Task statement: Below are some records; repeat them all exactly, minus the pictures.

* start Input *

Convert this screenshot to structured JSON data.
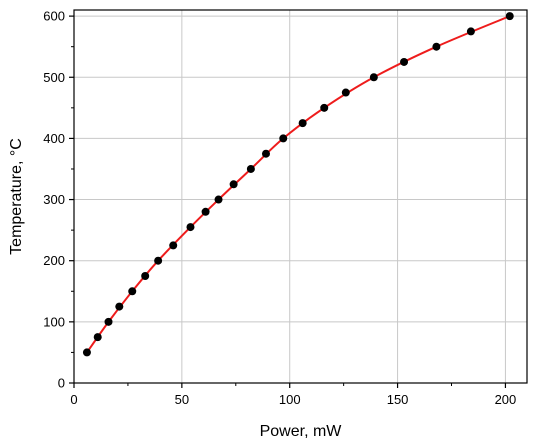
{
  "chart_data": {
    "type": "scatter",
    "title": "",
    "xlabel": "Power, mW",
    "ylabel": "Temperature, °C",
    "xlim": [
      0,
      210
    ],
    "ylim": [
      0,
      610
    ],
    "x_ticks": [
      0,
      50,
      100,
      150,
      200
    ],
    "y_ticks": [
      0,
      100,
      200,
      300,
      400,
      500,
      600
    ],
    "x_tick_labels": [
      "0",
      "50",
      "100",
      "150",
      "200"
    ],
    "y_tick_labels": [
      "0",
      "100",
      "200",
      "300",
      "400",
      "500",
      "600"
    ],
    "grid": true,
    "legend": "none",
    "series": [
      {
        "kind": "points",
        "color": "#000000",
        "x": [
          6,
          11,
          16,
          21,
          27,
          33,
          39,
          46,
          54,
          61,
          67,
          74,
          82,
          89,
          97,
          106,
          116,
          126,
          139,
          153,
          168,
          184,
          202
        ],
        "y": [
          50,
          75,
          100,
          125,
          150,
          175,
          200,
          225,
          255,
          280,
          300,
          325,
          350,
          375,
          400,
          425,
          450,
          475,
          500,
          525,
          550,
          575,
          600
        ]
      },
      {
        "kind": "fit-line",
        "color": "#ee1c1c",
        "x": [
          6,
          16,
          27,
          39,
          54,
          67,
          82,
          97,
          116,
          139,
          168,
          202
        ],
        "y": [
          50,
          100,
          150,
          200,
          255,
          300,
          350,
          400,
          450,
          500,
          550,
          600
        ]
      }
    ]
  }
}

* end Input *

In response:
Convert this screenshot to structured JSON data.
{
  "chart_data": {
    "type": "scatter",
    "title": "",
    "xlabel": "Power, mW",
    "ylabel": "Temperature, °C",
    "xlim": [
      0,
      210
    ],
    "ylim": [
      0,
      610
    ],
    "x_ticks": [
      0,
      50,
      100,
      150,
      200
    ],
    "y_ticks": [
      0,
      100,
      200,
      300,
      400,
      500,
      600
    ],
    "x_tick_labels": [
      "0",
      "50",
      "100",
      "150",
      "200"
    ],
    "y_tick_labels": [
      "0",
      "100",
      "200",
      "300",
      "400",
      "500",
      "600"
    ],
    "grid": true,
    "legend": "none",
    "series": [
      {
        "kind": "points",
        "color": "#000000",
        "x": [
          6,
          11,
          16,
          21,
          27,
          33,
          39,
          46,
          54,
          61,
          67,
          74,
          82,
          89,
          97,
          106,
          116,
          126,
          139,
          153,
          168,
          184,
          202
        ],
        "y": [
          50,
          75,
          100,
          125,
          150,
          175,
          200,
          225,
          255,
          280,
          300,
          325,
          350,
          375,
          400,
          425,
          450,
          475,
          500,
          525,
          550,
          575,
          600
        ]
      },
      {
        "kind": "fit-line",
        "color": "#ee1c1c",
        "x": [
          6,
          16,
          27,
          39,
          54,
          67,
          82,
          97,
          116,
          139,
          168,
          202
        ],
        "y": [
          50,
          100,
          150,
          200,
          255,
          300,
          350,
          400,
          450,
          500,
          550,
          600
        ]
      }
    ]
  }
}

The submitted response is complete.